Set task: Records follow. Copy every line with "училищѣ".

[Start of Material shown]

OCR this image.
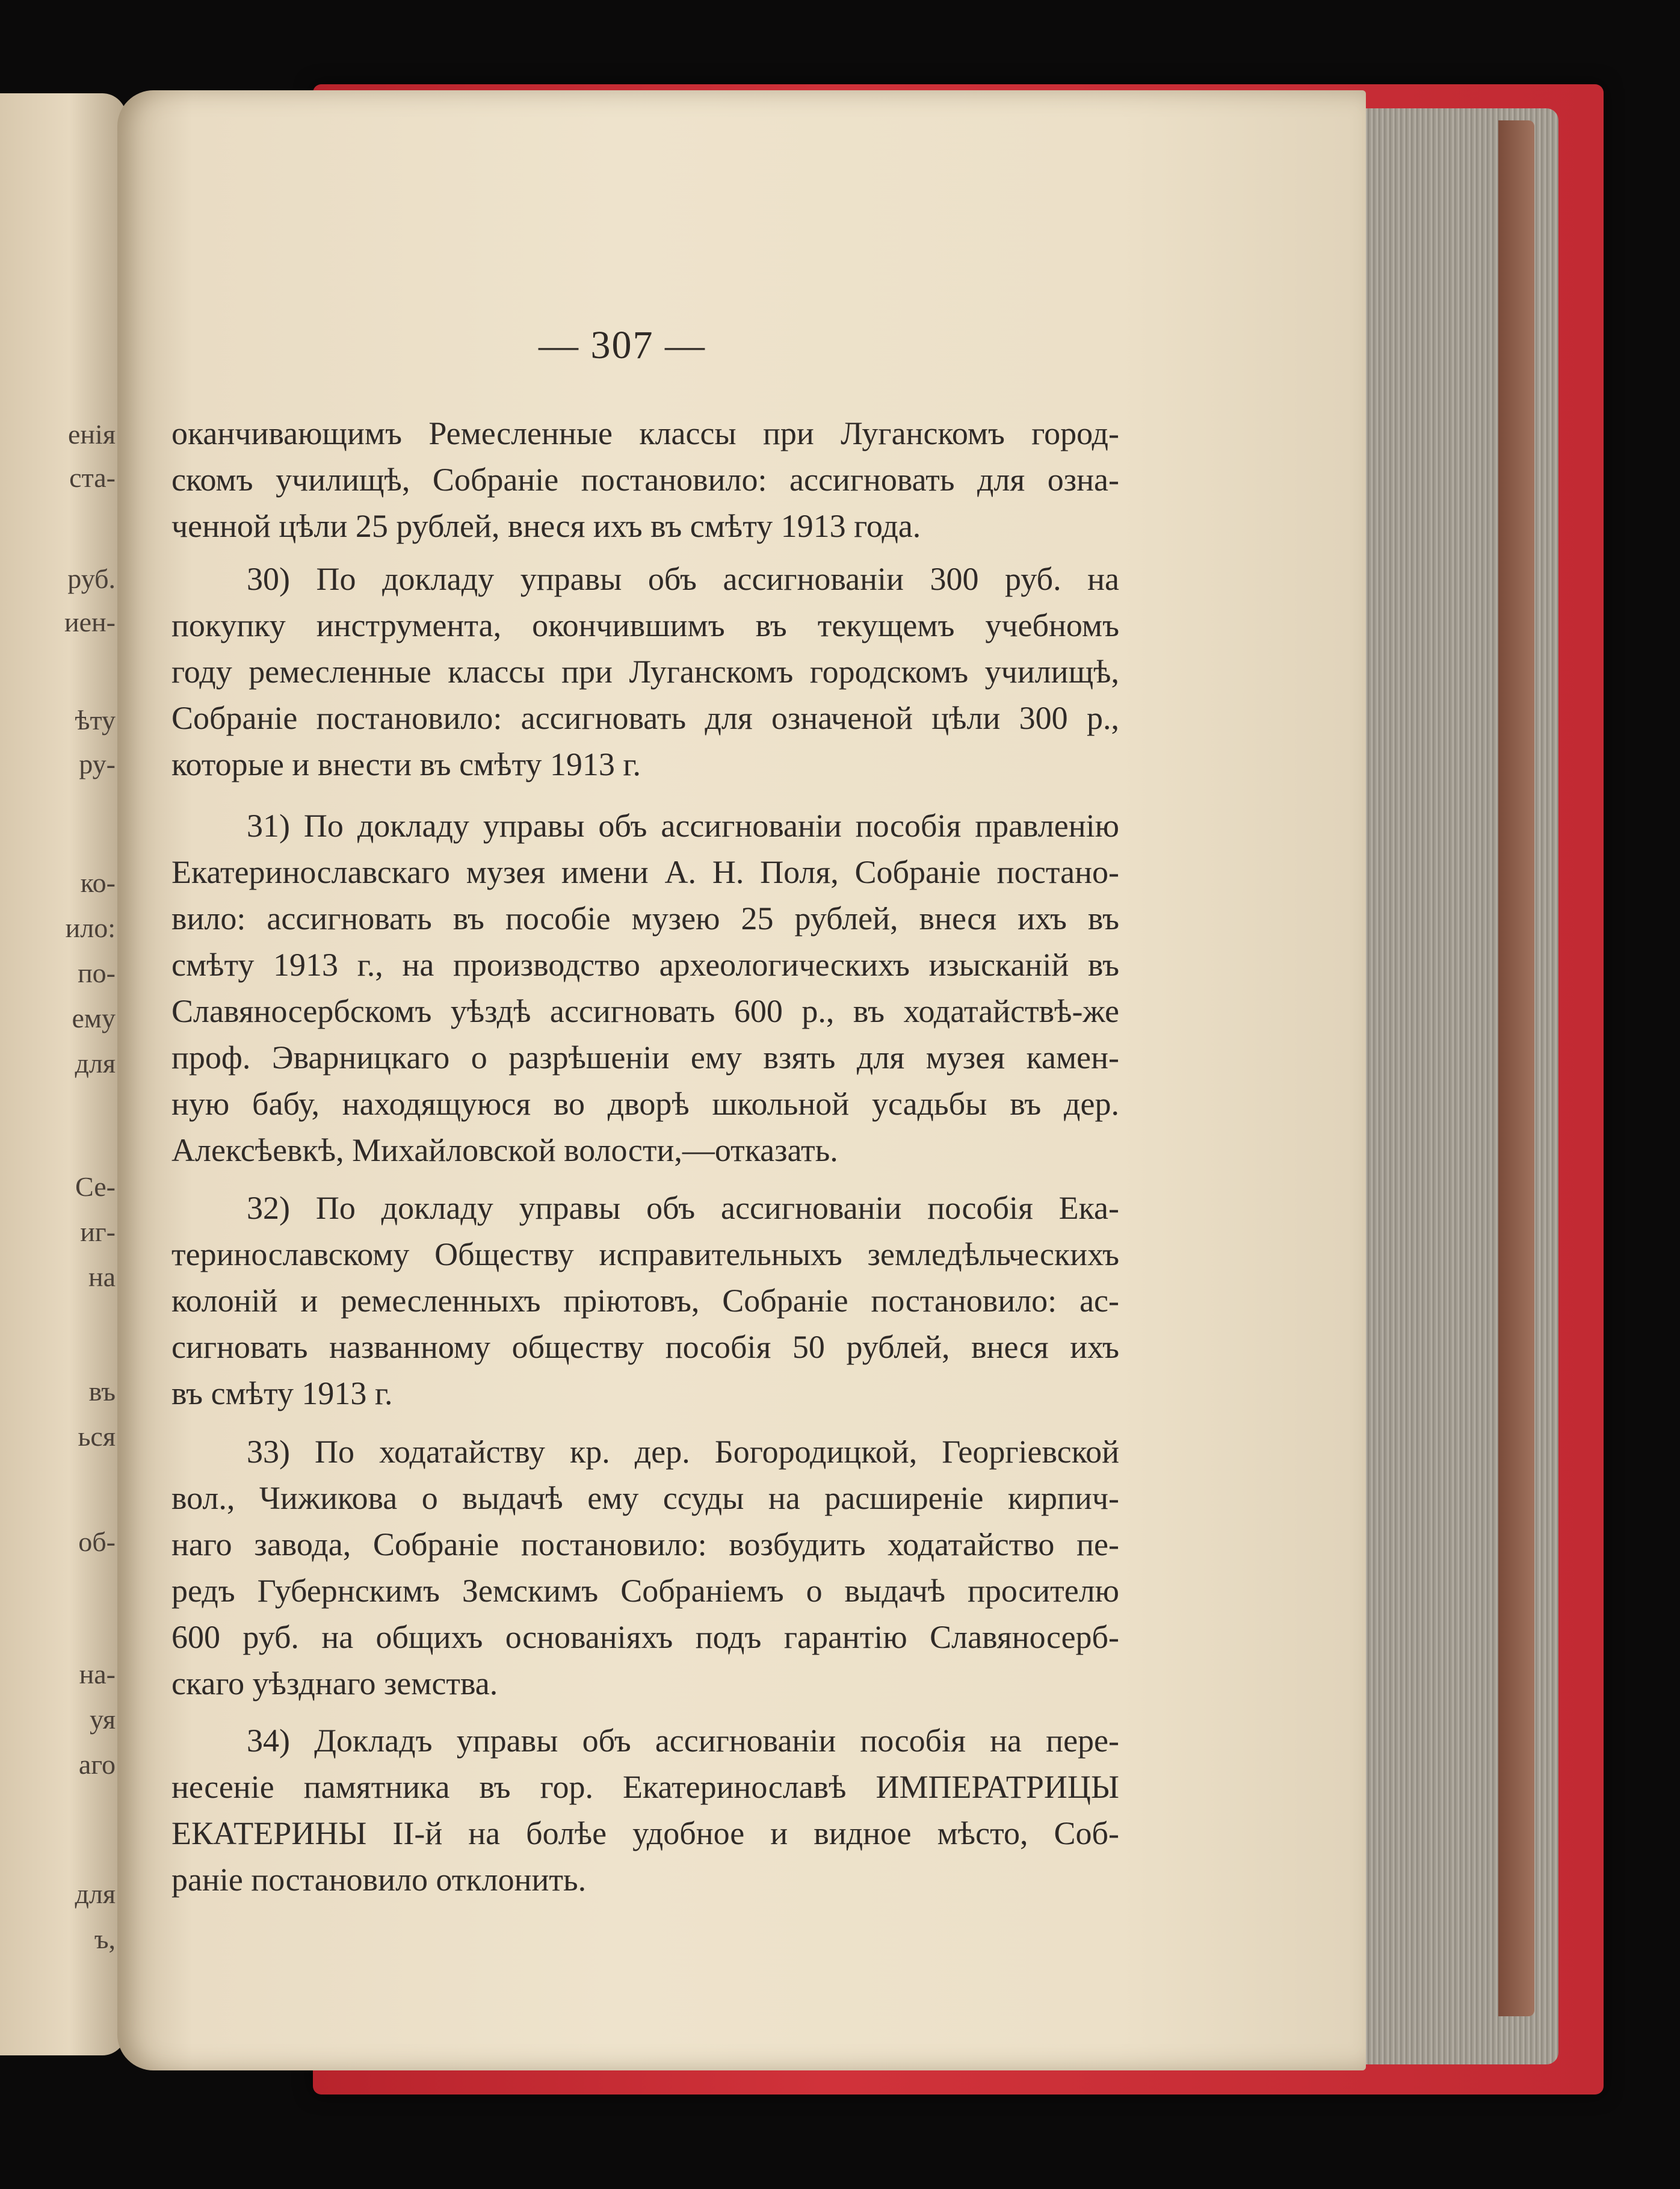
енія
ста-
руб.
иен-
ѣту
ру-
ко-
ило:
по-
ему
для
Се-
иг-
на
въ
ься
об-
на-
уя
аго
для
ъ,
— 307 —
оканчивающимъ Ремесленные классы при Луганскомъ город-
скомъ училищѣ, Собраніе постановило: ассигновать для озна-
ченной цѣли 25 рублей, внеся ихъ въ смѣту 1913 года.
30) По докладу управы объ ассигнованіи 300 руб. на
покупку инструмента, окончившимъ въ текущемъ учебномъ
году ремесленные классы при Луганскомъ городскомъ училищѣ,
Собраніе постановило: ассигновать для означеной цѣли 300 р.,
которые и внести въ смѣту 1913 г.
31) По докладу управы объ ассигнованіи пособія правленію
Екатеринославскаго музея имени А. Н. Поля, Собраніе постано-
вило: ассигновать въ пособіе музею 25 рублей, внеся ихъ въ
смѣту 1913 г., на производство археологическихъ изысканій въ
Славяносербскомъ уѣздѣ ассигновать 600 р., въ ходатайствѣ-же
проф. Эварницкаго о разрѣшеніи ему взять для музея камен-
ную бабу, находящуюся во дворѣ школьной усадьбы въ дер.
Алексѣевкѣ, Михайловской волости,—отказать.
32) По докладу управы объ ассигнованіи пособія Ека-
теринославскому Обществу исправительныхъ земледѣльческихъ
колоній и ремесленныхъ пріютовъ, Собраніе постановило: ас-
сигновать названному обществу пособія 50 рублей, внеся ихъ
въ смѣту 1913 г.
33) По ходатайству кр. дер. Богородицкой, Георгіевской
вол., Чижикова о выдачѣ ему ссуды на расширеніе кирпич-
наго завода, Собраніе постановило: возбудить ходатайство пе-
редъ Губернскимъ Земскимъ Собраніемъ о выдачѣ просителю
600 руб. на общихъ основаніяхъ подъ гарантію Славяносерб-
скаго уѣзднаго земства.
34) Докладъ управы объ ассигнованіи пособія на пере-
несеніе памятника въ гор. Екатеринославѣ ИМПЕРАТРИЦЫ
ЕКАТЕРИНЫ II-й на болѣе удобное и видное мѣсто, Соб-
раніе постановило отклонить.
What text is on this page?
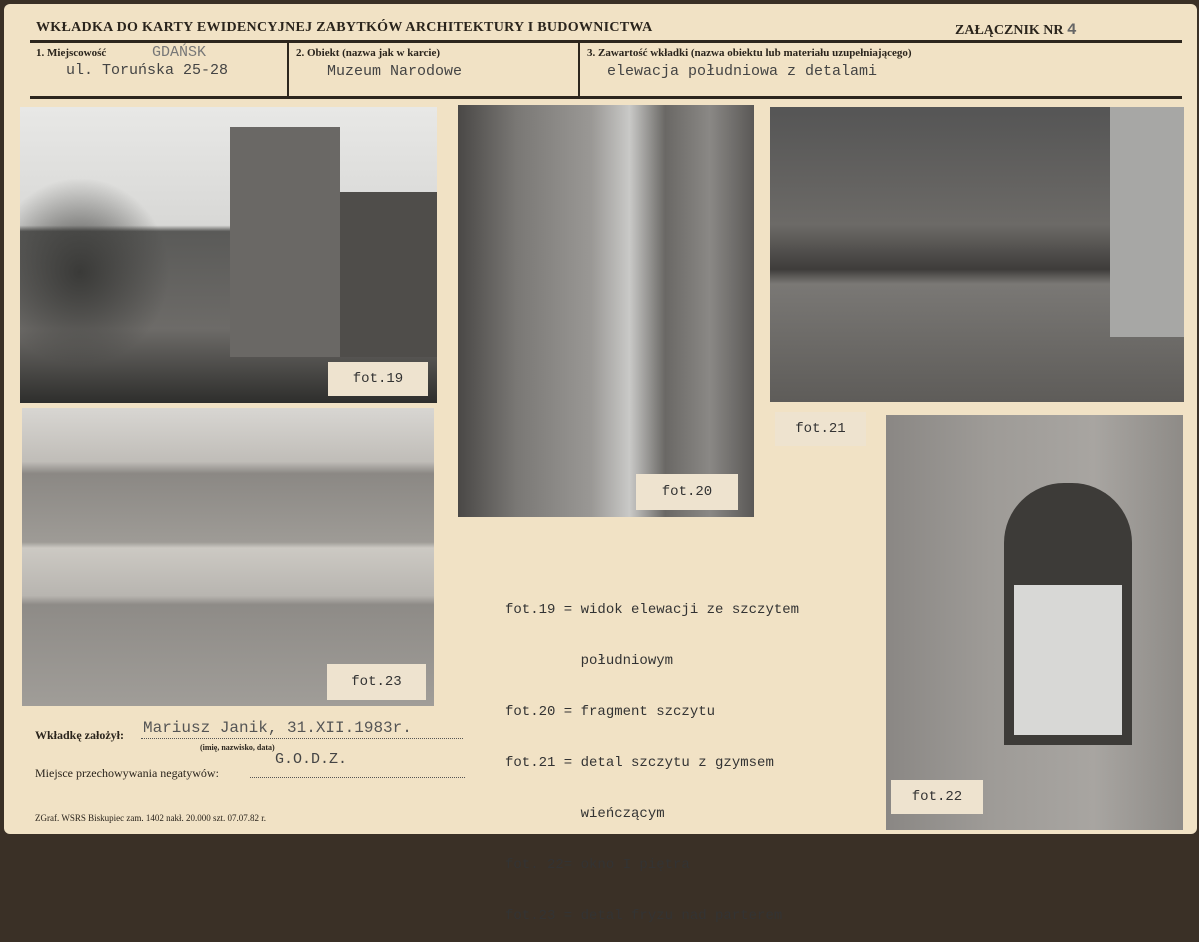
WKŁADKA DO KARTY EWIDENCYJNEJ ZABYTKÓW ARCHITEKTURY I BUDOWNICTWA	ZAŁĄCZNIK NR 4
1. Miejscowość	GDAŃSK
ul. Toruńska 25-28
2. Obiekt (nazwa jak w karcie)
Muzeum Narodowe
3. Zawartość wkładki (nazwa obiektu lub materiału uzupełniającego)
elewacja południowa z detalami
fot.19
fot.20
fot.21
fot.23
fot.22

fot.19 = widok elewacji ze szczytem

południowym

fot.20 = fragment szczytu

fot.21 = detal szczytu z gzymsem

wieńczącym

fot. 22= okno I piętra

fot.23 = detal fryzu nad parterem

Wkładkę założył: Mariusz Janik, 31.XII.1983r.
(imię, nazwisko, data)
Miejsce przechowywania negatywów:
G.O.D.Z.
ZGraf. WSRS Biskupiec zam. 1402 nakł. 20.000 szt. 07.07.82 r.
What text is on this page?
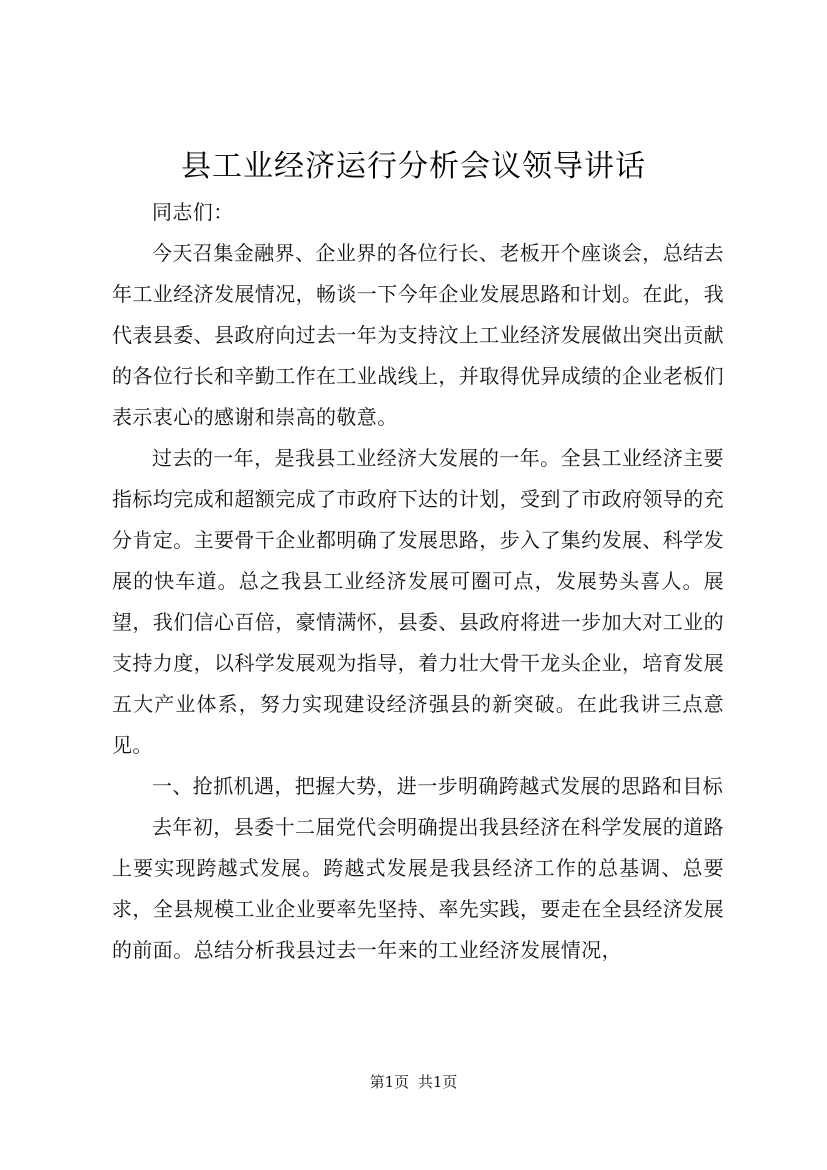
县工业经济运行分析会议领导讲话

同志们：

今天召集金融界、企业界的各位行长、老板开个座谈会，总结去年工业经济发展情况，畅谈一下今年企业发展思路和计划。在此，我代表县委、县政府向过去一年为支持汶上工业经济发展做出突出贡献的各位行长和辛勤工作在工业战线上，并取得优异成绩的企业老板们表示衷心的感谢和崇高的敬意。

过去的一年，是我县工业经济大发展的一年。全县工业经济主要指标均完成和超额完成了市政府下达的计划，受到了市政府领导的充分肯定。主要骨干企业都明确了发展思路，步入了集约发展、科学发展的快车道。总之我县工业经济发展可圈可点，发展势头喜人。展望，我们信心百倍，豪情满怀，县委、县政府将进一步加大对工业的支持力度，以科学发展观为指导，着力壮大骨干龙头企业，培育发展五大产业体系，努力实现建设经济强县的新突破。在此我讲三点意见。

一、抢抓机遇，把握大势，进一步明确跨越式发展的思路和目标

去年初，县委十二届党代会明确提出我县经济在科学发展的道路上要实现跨越式发展。跨越式发展是我县经济工作的总基调、总要求，全县规模工业企业要率先坚持、率先实践，要走在全县经济发展的前面。总结分析我县过去一年来的工业经济发展情况，

第1页 共1页
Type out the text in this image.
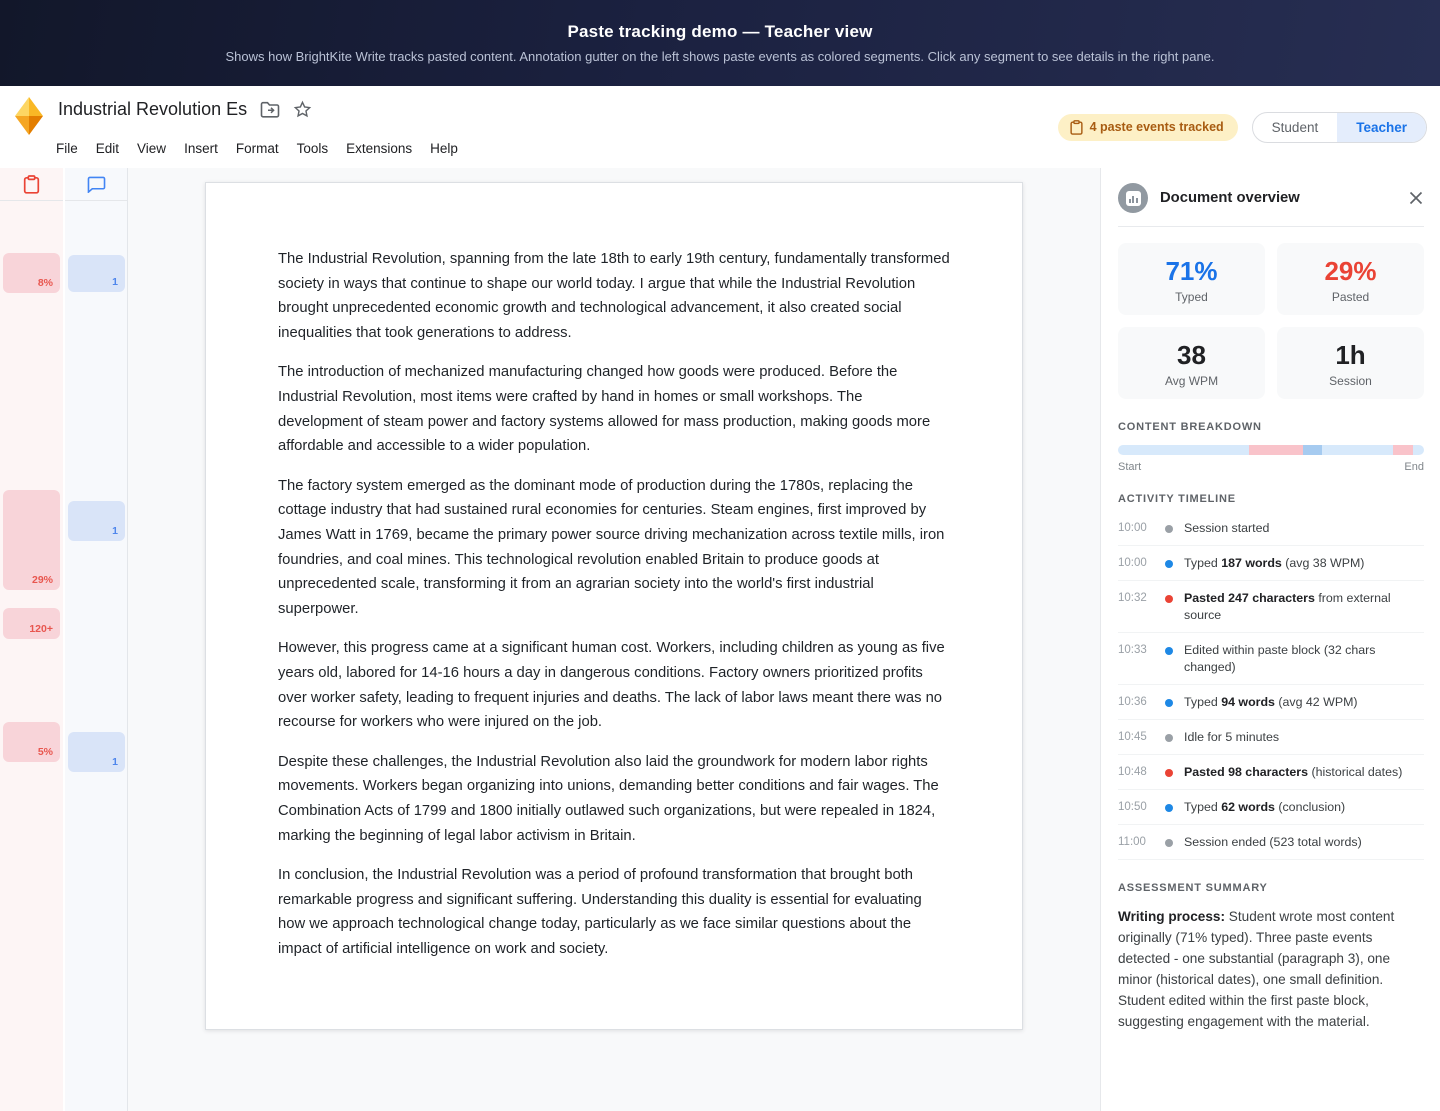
Paste tracking demo — Teacher view
Shows how BrightKite Write tracks pasted content. Annotation gutter on the left shows paste events as colored segments. Click any segment to see details in the right pane.
Industrial Revolution Es
File	Edit	View	Insert	Format	Tools	Extensions	Help
4 paste events tracked	Student	Teacher
8%
29%
120+
5%
1
1
1

The Industrial Revolution, spanning from the late 18th to early 19th century, fundamentally transformed society in ways that continue to shape our world today. I argue that while the Industrial Revolution brought unprecedented economic growth and technological advancement, it also created social inequalities that took generations to address.

The introduction of mechanized manufacturing changed how goods were produced. Before the Industrial Revolution, most items were crafted by hand in homes or small workshops. The development of steam power and factory systems allowed for mass production, making goods more affordable and accessible to a wider population.

The factory system emerged as the dominant mode of production during the 1780s, replacing the cottage industry that had sustained rural economies for centuries. Steam engines, first improved by James Watt in 1769, became the primary power source driving mechanization across textile mills, iron foundries, and coal mines. This technological revolution enabled Britain to produce goods at unprecedented scale, transforming it from an agrarian society into the world's first industrial superpower.

However, this progress came at a significant human cost. Workers, including children as young as five years old, labored for 14-16 hours a day in dangerous conditions. Factory owners prioritized profits over worker safety, leading to frequent injuries and deaths. The lack of labor laws meant there was no recourse for workers who were injured on the job.

Despite these challenges, the Industrial Revolution also laid the groundwork for modern labor rights movements. Workers began organizing into unions, demanding better conditions and fair wages. The Combination Acts of 1799 and 1800 initially outlawed such organizations, but were repealed in 1824, marking the beginning of legal labor activism in Britain.

In conclusion, the Industrial Revolution was a period of profound transformation that brought both remarkable progress and significant suffering. Understanding this duality is essential for evaluating how we approach technological change today, particularly as we face similar questions about the impact of artificial intelligence on work and society.

Document overview
71%
Typed
29%
Pasted
38
Avg WPM
1h
Session
CONTENT BREAKDOWN
Start	End
ACTIVITY TIMELINE
10:00	Session started
10:00	Typed 187 words (avg 38 WPM)
10:32	Pasted 247 characters from external source
10:33	Edited within paste block (32 chars changed)
10:36	Typed 94 words (avg 42 WPM)
10:45	Idle for 5 minutes
10:48	Pasted 98 characters (historical dates)
10:50	Typed 62 words (conclusion)
11:00	Session ended (523 total words)
ASSESSMENT SUMMARY

Writing process: Student wrote most content originally (71% typed). Three paste events detected - one substantial (paragraph 3), one minor (historical dates), one small definition. Student edited within the first paste block, suggesting engagement with the material.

[End of Material shown]

Finished exercise:
скомъ училищѣ, Собраніе постановило: ассигновать для озна-
году ремесленные классы при Луганскомъ городскомъ училищѣ,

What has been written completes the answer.